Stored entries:

▼

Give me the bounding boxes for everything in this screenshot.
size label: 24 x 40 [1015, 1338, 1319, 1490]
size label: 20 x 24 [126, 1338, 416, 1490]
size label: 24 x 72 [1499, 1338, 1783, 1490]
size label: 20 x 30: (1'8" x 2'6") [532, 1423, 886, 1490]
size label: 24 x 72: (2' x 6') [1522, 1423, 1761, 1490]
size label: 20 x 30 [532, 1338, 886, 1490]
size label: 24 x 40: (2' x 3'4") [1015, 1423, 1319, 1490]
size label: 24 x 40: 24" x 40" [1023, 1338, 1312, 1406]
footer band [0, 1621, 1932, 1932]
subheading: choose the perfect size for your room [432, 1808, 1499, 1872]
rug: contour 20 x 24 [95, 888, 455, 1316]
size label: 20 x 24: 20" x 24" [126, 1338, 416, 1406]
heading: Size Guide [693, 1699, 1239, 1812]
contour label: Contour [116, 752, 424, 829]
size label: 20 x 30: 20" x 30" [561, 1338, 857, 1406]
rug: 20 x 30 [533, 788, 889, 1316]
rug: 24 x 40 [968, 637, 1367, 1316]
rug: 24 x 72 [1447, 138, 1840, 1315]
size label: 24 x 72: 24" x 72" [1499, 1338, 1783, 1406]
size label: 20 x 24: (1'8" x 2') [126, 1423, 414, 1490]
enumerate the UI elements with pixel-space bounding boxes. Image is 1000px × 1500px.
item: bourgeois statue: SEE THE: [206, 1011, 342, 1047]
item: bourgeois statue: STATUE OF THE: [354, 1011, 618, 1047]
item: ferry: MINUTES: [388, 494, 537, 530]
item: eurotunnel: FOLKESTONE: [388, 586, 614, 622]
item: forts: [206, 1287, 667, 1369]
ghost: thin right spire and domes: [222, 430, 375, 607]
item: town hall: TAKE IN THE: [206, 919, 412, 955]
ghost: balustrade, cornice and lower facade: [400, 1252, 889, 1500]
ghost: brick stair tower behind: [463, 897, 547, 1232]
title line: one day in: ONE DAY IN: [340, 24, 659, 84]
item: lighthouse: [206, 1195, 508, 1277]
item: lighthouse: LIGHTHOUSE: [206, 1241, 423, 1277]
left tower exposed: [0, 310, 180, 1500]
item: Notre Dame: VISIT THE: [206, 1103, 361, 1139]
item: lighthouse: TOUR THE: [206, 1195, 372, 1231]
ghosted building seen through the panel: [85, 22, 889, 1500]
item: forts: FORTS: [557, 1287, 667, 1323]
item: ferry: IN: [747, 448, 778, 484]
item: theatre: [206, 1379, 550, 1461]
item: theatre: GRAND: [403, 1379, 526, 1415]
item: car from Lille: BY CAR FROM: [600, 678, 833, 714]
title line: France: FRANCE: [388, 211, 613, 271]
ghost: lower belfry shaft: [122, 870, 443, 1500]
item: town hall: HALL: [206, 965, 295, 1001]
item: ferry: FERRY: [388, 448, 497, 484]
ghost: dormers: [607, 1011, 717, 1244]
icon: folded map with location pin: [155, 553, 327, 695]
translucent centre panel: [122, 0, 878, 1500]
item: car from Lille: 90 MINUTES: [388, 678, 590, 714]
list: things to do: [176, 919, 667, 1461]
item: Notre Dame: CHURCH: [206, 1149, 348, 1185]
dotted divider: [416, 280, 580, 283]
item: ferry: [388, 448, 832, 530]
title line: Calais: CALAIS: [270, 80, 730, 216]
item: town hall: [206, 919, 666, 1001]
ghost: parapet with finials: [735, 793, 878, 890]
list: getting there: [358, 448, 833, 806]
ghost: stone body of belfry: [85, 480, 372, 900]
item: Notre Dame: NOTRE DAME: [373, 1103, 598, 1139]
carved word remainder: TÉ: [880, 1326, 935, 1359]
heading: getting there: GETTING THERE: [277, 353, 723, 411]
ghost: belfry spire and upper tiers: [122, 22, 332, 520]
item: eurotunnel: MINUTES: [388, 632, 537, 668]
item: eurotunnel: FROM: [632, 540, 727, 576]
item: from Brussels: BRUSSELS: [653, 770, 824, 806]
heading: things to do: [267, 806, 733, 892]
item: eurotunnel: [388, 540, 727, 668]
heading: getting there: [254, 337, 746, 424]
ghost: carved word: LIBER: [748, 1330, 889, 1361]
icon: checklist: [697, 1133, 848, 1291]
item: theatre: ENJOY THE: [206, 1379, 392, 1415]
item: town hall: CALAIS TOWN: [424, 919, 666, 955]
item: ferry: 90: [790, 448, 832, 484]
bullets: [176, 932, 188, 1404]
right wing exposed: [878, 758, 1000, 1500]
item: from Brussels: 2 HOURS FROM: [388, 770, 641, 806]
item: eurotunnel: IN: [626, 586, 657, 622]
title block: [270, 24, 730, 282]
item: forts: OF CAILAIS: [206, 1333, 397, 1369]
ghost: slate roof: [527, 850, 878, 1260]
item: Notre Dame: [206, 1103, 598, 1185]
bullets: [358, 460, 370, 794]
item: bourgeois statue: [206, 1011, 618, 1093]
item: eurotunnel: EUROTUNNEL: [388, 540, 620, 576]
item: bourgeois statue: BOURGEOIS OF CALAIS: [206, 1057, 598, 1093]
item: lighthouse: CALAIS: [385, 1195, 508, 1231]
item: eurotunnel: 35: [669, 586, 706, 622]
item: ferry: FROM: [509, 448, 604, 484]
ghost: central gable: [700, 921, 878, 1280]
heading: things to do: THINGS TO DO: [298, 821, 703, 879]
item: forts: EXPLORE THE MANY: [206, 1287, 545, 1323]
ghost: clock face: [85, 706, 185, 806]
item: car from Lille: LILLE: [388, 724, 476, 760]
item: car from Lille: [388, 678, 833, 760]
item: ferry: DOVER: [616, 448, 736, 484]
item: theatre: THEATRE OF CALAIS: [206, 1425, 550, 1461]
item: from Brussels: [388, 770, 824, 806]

▲

Aim: Could you pull out every stored entry above and reproduce each line verbatim, in its original order?

The response:
Give me the bounding boxes for everything in this screenshot.
size label: 24 x 40 [1015, 1338, 1319, 1490]
size label: 20 x 24 [126, 1338, 416, 1490]
size label: 24 x 72 [1499, 1338, 1783, 1490]
size label: 20 x 30: (1'8" x 2'6") [532, 1423, 886, 1490]
size label: 24 x 72: (2' x 6') [1522, 1423, 1761, 1490]
size label: 20 x 30 [532, 1338, 886, 1490]
size label: 24 x 40: (2' x 3'4") [1015, 1423, 1319, 1490]
size label: 24 x 40: 24" x 40" [1023, 1338, 1312, 1406]
footer band [0, 1621, 1932, 1932]
subheading: choose the perfect size for your room [432, 1808, 1499, 1872]
rug: contour 20 x 24 [95, 888, 455, 1316]
size label: 20 x 24: 20" x 24" [126, 1338, 416, 1406]
heading: Size Guide [693, 1699, 1239, 1812]
contour label: Contour [116, 752, 424, 829]
size label: 20 x 30: 20" x 30" [561, 1338, 857, 1406]
rug: 20 x 30 [533, 788, 889, 1316]
rug: 24 x 40 [968, 637, 1367, 1316]
rug: 24 x 72 [1447, 138, 1840, 1315]
size label: 24 x 72: 24" x 72" [1499, 1338, 1783, 1406]
size label: 20 x 24: (1'8" x 2') [126, 1423, 414, 1490]
enumerate the UI elements with pixel-space bounding boxes. Image is 1000px × 1500px.
item: bourgeois statue: SEE THE: [206, 1011, 342, 1047]
item: bourgeois statue: STATUE OF THE: [354, 1011, 618, 1047]
item: ferry: MINUTES: [388, 494, 537, 530]
item: eurotunnel: FOLKESTONE: [388, 586, 614, 622]
item: forts: [206, 1287, 667, 1369]
ghost: thin right spire and domes: [222, 430, 375, 607]
item: town hall: TAKE IN THE: [206, 919, 412, 955]
ghost: balustrade, cornice and lower facade: [400, 1252, 889, 1500]
ghost: brick stair tower behind: [463, 897, 547, 1232]
title line: one day in: ONE DAY IN: [340, 24, 659, 84]
item: lighthouse: [206, 1195, 508, 1277]
item: lighthouse: LIGHTHOUSE: [206, 1241, 423, 1277]
left tower exposed: [0, 310, 180, 1500]
item: Notre Dame: VISIT THE: [206, 1103, 361, 1139]
item: lighthouse: TOUR THE: [206, 1195, 372, 1231]
ghosted building seen through the panel: [85, 22, 889, 1500]
item: forts: FORTS: [557, 1287, 667, 1323]
item: ferry: IN: [747, 448, 778, 484]
item: theatre: [206, 1379, 550, 1461]
item: theatre: GRAND: [403, 1379, 526, 1415]
item: car from Lille: BY CAR FROM: [600, 678, 833, 714]
title line: France: FRANCE: [388, 211, 613, 271]
ghost: lower belfry shaft: [122, 870, 443, 1500]
item: town hall: HALL: [206, 965, 295, 1001]
item: ferry: FERRY: [388, 448, 497, 484]
ghost: dormers: [607, 1011, 717, 1244]
icon: folded map with location pin: [155, 553, 327, 695]
translucent centre panel: [122, 0, 878, 1500]
item: car from Lille: 90 MINUTES: [388, 678, 590, 714]
list: things to do: [176, 919, 667, 1461]
item: Notre Dame: CHURCH: [206, 1149, 348, 1185]
dotted divider: [416, 280, 580, 283]
item: ferry: [388, 448, 832, 530]
title line: Calais: CALAIS: [270, 80, 730, 216]
item: town hall: [206, 919, 666, 1001]
ghost: parapet with finials: [735, 793, 878, 890]
list: getting there: [358, 448, 833, 806]
ghost: stone body of belfry: [85, 480, 372, 900]
item: Notre Dame: NOTRE DAME: [373, 1103, 598, 1139]
carved word remainder: TÉ: [880, 1326, 935, 1359]
heading: getting there: GETTING THERE: [277, 353, 723, 411]
ghost: belfry spire and upper tiers: [122, 22, 332, 520]
item: eurotunnel: MINUTES: [388, 632, 537, 668]
item: eurotunnel: FROM: [632, 540, 727, 576]
item: from Brussels: BRUSSELS: [653, 770, 824, 806]
heading: things to do: [267, 806, 733, 892]
item: eurotunnel: [388, 540, 727, 668]
heading: getting there: [254, 337, 746, 424]
ghost: carved word: LIBER: [748, 1330, 889, 1361]
icon: checklist: [697, 1133, 848, 1291]
item: theatre: ENJOY THE: [206, 1379, 392, 1415]
item: town hall: CALAIS TOWN: [424, 919, 666, 955]
item: ferry: 90: [790, 448, 832, 484]
bullets: [176, 932, 188, 1404]
right wing exposed: [878, 758, 1000, 1500]
item: from Brussels: 2 HOURS FROM: [388, 770, 641, 806]
item: eurotunnel: IN: [626, 586, 657, 622]
title block: [270, 24, 730, 282]
item: forts: OF CAILAIS: [206, 1333, 397, 1369]
ghost: slate roof: [527, 850, 878, 1260]
item: Notre Dame: [206, 1103, 598, 1185]
bullets: [358, 460, 370, 794]
item: bourgeois statue: [206, 1011, 618, 1093]
item: eurotunnel: EUROTUNNEL: [388, 540, 620, 576]
item: bourgeois statue: BOURGEOIS OF CALAIS: [206, 1057, 598, 1093]
item: lighthouse: CALAIS: [385, 1195, 508, 1231]
item: eurotunnel: 35: [669, 586, 706, 622]
item: ferry: FROM: [509, 448, 604, 484]
ghost: central gable: [700, 921, 878, 1280]
heading: things to do: THINGS TO DO: [298, 821, 703, 879]
item: forts: EXPLORE THE MANY: [206, 1287, 545, 1323]
ghost: clock face: [85, 706, 185, 806]
item: car from Lille: LILLE: [388, 724, 476, 760]
item: car from Lille: [388, 678, 833, 760]
item: ferry: DOVER: [616, 448, 736, 484]
item: theatre: THEATRE OF CALAIS: [206, 1425, 550, 1461]
item: from Brussels: [388, 770, 824, 806]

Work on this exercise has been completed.